Exercise data —
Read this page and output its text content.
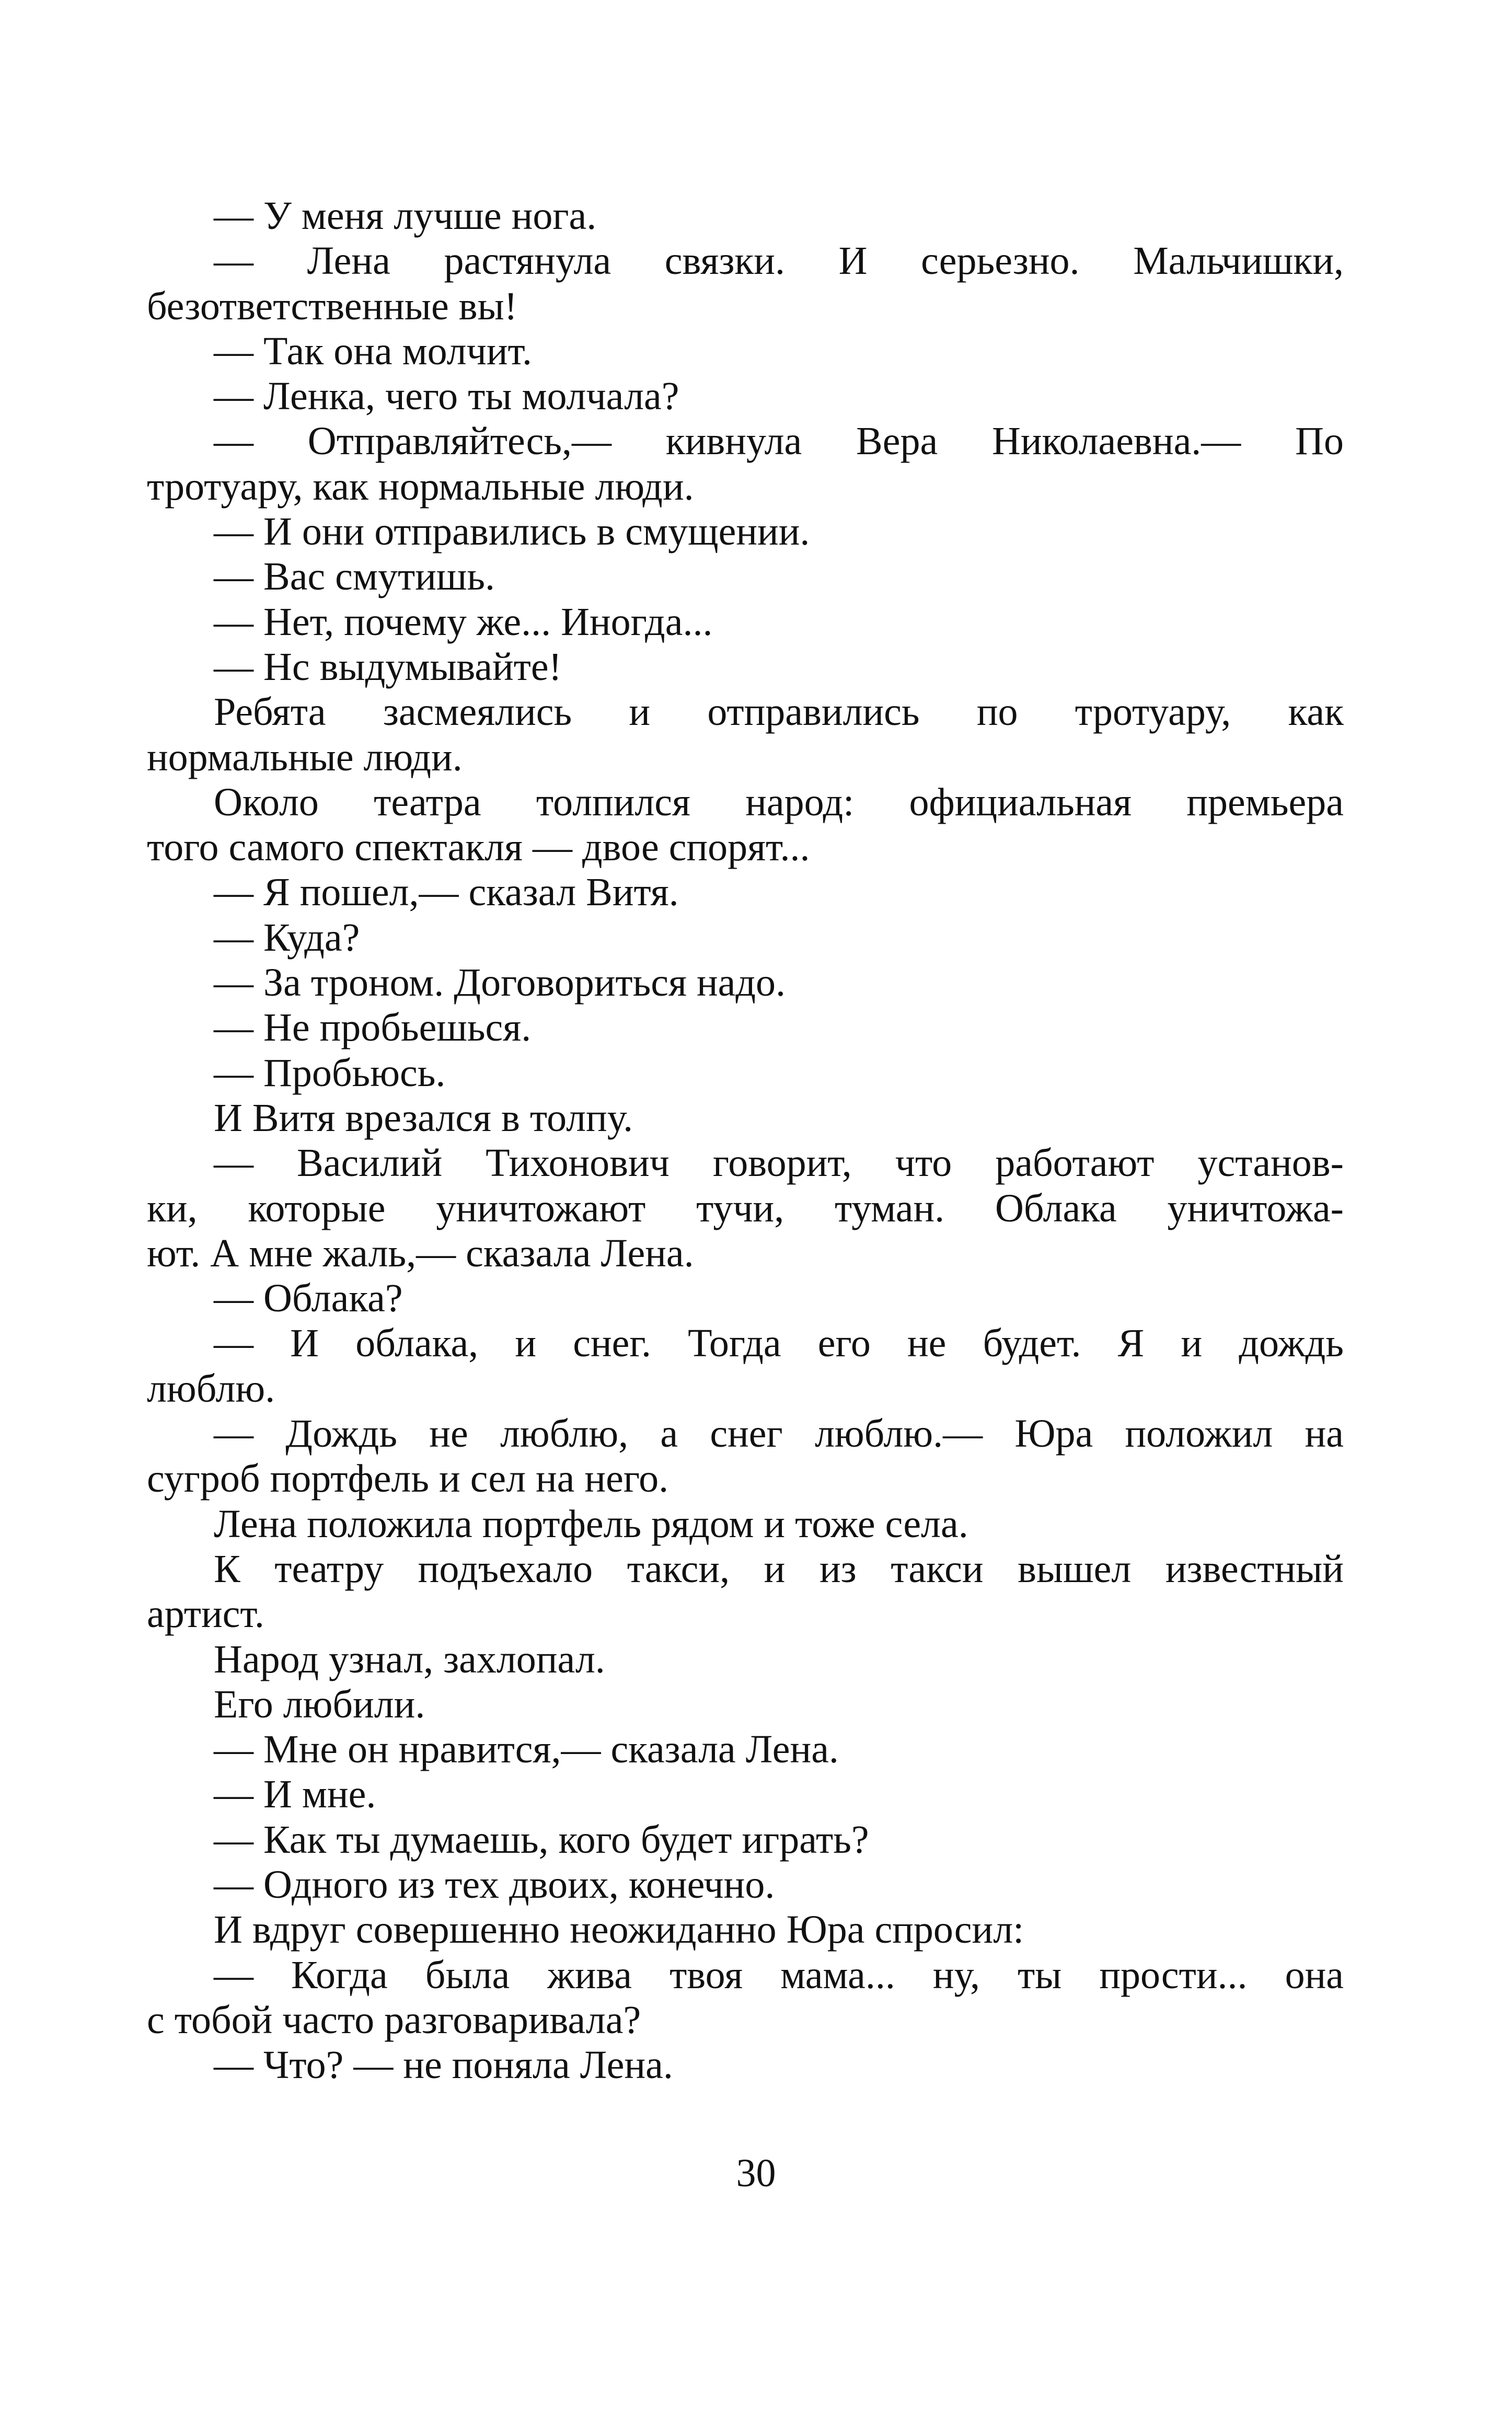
— У меня лучше нога.
— Лена растянула связки. И серьезно. Мальчишки,
безответственные вы!
— Так она молчит.
— Ленка, чего ты молчала?
— Отправляйтесь,— кивнула Вера Николаевна.— По
тротуару, как нормальные люди.
— И они отправились в смущении.
— Вас смутишь.
— Нет, почему же... Иногда...
— Нс выдумывайте!
Ребята засмеялись и отправились по тротуару, как
нормальные люди.
Около театра толпился народ: официальная премьера
того самого спектакля — двое спорят...
— Я пошел,— сказал Витя.
— Куда?
— За троном. Договориться надо.
— Не пробьешься.
— Пробьюсь.
И Витя врезался в толпу.
— Василий Тихонович говорит, что работают установ-
ки, которые уничтожают тучи, туман. Облака уничтожа-
ют. А мне жаль,— сказала Лена.
— Облака?
— И облака, и снег. Тогда его не будет. Я и дождь
люблю.
— Дождь не люблю, а снег люблю.— Юра положил на
сугроб портфель и сел на него.
Лена положила портфель рядом и тоже села.
К театру подъехало такси, и из такси вышел известный
артист.
Народ узнал, захлопал.
Его любили.
— Мне он нравится,— сказала Лена.
— И мне.
— Как ты думаешь, кого будет играть?
— Одного из тех двоих, конечно.
И вдруг совершенно неожиданно Юра спросил:
— Когда была жива твоя мама... ну, ты прости... она
с тобой часто разговаривала?
— Что? — не поняла Лена.
30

Work to complete —
Write out every line from the entries where "Лена" appears.

Result for this task —
— Лена растянула связки. И серьезно. Мальчишки,
ют. А мне жаль,— сказала Лена.
Лена положила портфель рядом и тоже села.
— Мне он нравится,— сказала Лена.
— Что? — не поняла Лена.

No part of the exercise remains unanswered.